### What to work on
Reproduce the listing that follows with no differences at all.

### Exercise inputs
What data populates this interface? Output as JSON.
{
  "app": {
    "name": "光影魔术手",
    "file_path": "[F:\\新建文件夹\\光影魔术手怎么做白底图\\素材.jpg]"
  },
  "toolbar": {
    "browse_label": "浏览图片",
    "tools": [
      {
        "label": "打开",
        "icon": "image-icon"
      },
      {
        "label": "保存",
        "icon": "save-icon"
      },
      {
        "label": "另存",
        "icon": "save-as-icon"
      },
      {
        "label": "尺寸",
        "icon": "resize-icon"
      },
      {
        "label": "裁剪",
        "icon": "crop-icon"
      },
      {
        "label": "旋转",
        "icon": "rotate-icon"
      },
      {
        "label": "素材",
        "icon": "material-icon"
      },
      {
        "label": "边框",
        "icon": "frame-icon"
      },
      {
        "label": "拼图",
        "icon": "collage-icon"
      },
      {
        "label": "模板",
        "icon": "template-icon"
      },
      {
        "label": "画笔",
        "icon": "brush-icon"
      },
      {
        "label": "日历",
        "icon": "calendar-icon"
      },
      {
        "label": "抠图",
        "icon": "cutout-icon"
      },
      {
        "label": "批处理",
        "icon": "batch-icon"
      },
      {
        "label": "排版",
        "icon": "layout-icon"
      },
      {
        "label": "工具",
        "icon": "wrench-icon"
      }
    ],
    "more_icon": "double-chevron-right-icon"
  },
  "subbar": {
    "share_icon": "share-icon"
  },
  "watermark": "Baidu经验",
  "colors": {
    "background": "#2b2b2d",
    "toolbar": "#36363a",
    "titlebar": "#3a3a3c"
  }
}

### Answer
What data populates this interface? Output as JSON.
{
  "app": {
    "name": "光影魔术手",
    "file_path": "[F:\\新建文件夹\\光影魔术手怎么做白底图\\素材.jpg]"
  },
  "toolbar": {
    "browse_label": "浏览图片",
    "tools": [
      {
        "label": "打开",
        "icon": "image-icon"
      },
      {
        "label": "保存",
        "icon": "save-icon"
      },
      {
        "label": "另存",
        "icon": "save-as-icon"
      },
      {
        "label": "尺寸",
        "icon": "resize-icon"
      },
      {
        "label": "裁剪",
        "icon": "crop-icon"
      },
      {
        "label": "旋转",
        "icon": "rotate-icon"
      },
      {
        "label": "素材",
        "icon": "material-icon"
      },
      {
        "label": "边框",
        "icon": "frame-icon"
      },
      {
        "label": "拼图",
        "icon": "collage-icon"
      },
      {
        "label": "模板",
        "icon": "template-icon"
      },
      {
        "label": "画笔",
        "icon": "brush-icon"
      },
      {
        "label": "日历",
        "icon": "calendar-icon"
      },
      {
        "label": "抠图",
        "icon": "cutout-icon"
      },
      {
        "label": "批处理",
        "icon": "batch-icon"
      },
      {
        "label": "排版",
        "icon": "layout-icon"
      },
      {
        "label": "工具",
        "icon": "wrench-icon"
      }
    ],
    "more_icon": "double-chevron-right-icon"
  },
  "subbar": {
    "share_icon": "share-icon"
  },
  "watermark": "Baidu经验",
  "colors": {
    "background": "#2b2b2d",
    "toolbar": "#36363a",
    "titlebar": "#3a3a3c"
  }
}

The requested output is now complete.